— Short task —
Where does the string "Nervenfasern" appear? Copy every line of the entries below that holds it.

+ + +

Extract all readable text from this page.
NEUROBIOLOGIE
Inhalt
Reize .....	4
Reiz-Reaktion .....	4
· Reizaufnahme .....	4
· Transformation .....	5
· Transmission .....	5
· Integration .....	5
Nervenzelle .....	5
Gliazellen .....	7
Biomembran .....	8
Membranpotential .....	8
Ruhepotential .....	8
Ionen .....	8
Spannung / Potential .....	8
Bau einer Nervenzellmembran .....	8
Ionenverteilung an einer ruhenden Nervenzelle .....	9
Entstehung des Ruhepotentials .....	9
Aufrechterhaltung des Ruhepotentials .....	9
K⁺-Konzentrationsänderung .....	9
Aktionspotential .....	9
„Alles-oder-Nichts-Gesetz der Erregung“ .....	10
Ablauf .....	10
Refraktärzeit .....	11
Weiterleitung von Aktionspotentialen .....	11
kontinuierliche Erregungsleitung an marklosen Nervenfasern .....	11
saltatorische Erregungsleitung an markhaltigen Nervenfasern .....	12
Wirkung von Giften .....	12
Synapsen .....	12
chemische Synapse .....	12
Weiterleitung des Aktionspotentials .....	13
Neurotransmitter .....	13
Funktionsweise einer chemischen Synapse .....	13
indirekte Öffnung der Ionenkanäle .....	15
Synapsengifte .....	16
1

+ + +

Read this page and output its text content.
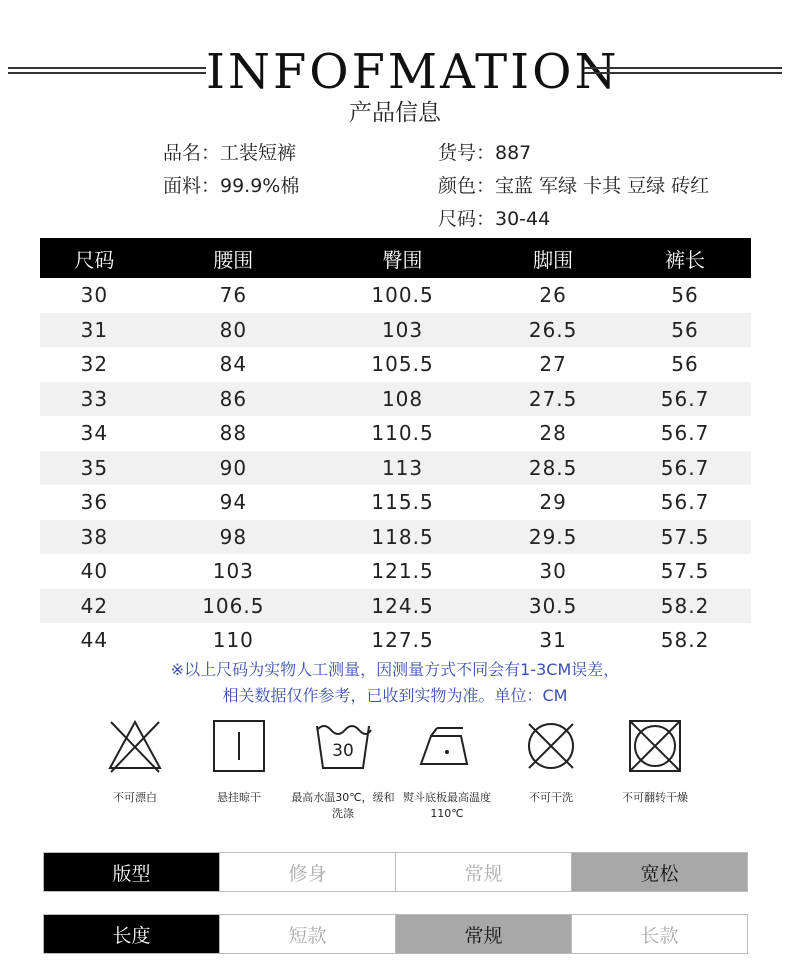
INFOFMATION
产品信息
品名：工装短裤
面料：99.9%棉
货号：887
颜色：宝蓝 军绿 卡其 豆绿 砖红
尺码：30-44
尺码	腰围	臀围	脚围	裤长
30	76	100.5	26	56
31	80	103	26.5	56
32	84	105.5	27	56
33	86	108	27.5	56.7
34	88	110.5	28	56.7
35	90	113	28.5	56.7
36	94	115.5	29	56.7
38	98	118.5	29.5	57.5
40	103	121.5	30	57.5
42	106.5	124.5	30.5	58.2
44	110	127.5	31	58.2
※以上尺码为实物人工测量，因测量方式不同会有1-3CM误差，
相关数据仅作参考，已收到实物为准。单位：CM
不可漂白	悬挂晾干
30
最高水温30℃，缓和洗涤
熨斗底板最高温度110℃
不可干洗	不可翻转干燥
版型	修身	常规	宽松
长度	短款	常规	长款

+ + +

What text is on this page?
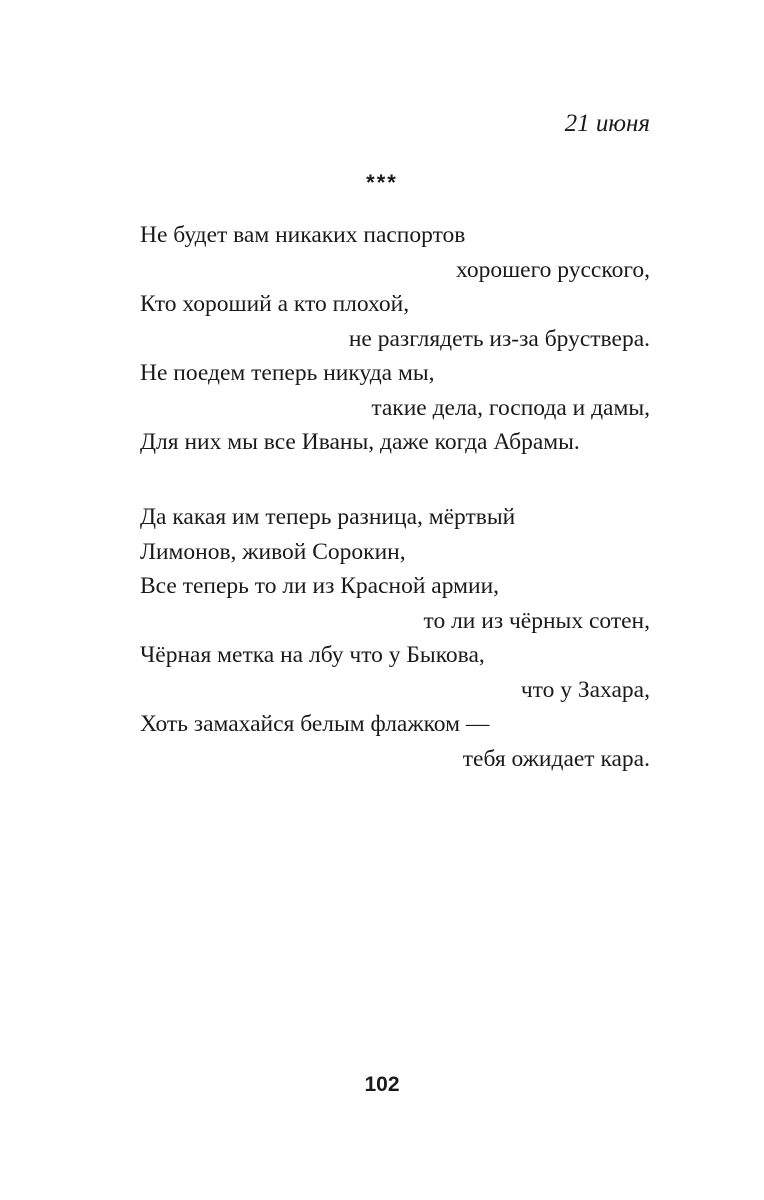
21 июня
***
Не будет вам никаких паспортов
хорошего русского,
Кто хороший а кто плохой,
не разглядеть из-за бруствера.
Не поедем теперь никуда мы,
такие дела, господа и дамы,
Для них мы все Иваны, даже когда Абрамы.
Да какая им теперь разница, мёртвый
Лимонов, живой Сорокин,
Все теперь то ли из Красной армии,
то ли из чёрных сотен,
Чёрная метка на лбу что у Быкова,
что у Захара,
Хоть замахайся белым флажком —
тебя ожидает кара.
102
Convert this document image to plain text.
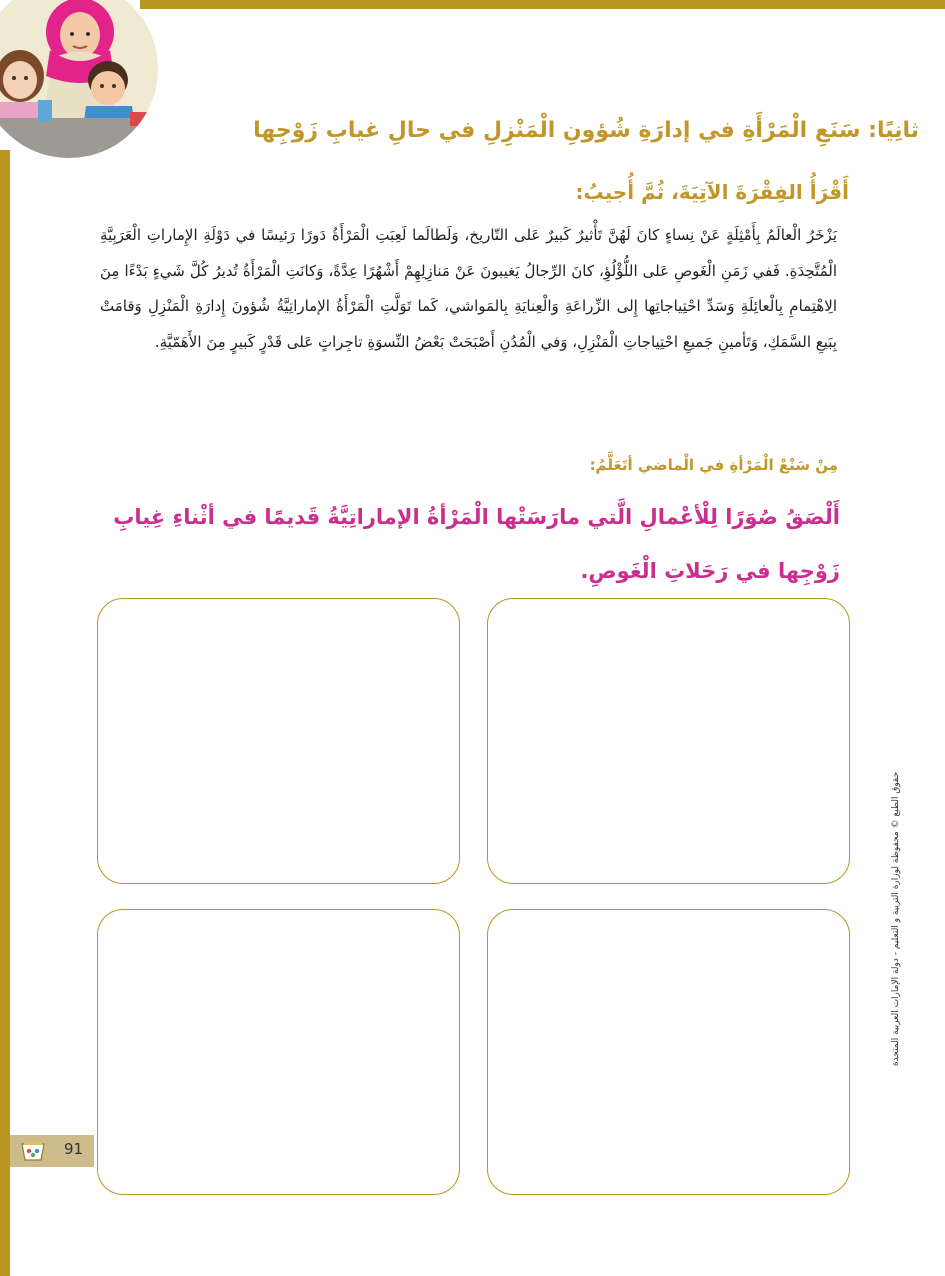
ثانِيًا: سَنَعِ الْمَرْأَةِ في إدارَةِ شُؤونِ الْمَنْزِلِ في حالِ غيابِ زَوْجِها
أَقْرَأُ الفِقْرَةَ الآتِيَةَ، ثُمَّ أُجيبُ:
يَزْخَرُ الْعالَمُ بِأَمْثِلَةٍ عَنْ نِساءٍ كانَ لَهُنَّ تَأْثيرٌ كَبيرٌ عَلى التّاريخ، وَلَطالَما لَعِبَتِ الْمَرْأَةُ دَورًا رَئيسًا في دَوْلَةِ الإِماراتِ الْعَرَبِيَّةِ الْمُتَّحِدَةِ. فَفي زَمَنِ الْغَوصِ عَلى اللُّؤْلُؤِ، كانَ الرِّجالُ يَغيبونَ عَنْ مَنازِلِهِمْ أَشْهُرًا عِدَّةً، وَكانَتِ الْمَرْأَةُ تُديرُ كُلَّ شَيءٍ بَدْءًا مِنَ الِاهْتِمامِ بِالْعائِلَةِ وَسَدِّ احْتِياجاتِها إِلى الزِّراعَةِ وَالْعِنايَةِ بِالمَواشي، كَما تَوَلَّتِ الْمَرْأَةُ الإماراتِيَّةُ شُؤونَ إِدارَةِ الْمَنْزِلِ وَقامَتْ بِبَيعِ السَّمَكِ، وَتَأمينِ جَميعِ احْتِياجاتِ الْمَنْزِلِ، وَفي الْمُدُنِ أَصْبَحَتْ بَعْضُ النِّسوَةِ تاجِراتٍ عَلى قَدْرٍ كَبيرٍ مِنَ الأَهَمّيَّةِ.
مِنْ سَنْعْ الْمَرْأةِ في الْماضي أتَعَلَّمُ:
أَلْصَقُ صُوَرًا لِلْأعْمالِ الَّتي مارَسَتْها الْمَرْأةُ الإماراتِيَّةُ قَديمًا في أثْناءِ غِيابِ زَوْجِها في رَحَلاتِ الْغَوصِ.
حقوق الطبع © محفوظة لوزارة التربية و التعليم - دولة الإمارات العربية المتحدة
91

+ + +

— Written solution —
kontinuierliche Erregungsleitung an marklosen Nervenfasern .....	11
saltatorische Erregungsleitung an markhaltigen Nervenfasern .....	12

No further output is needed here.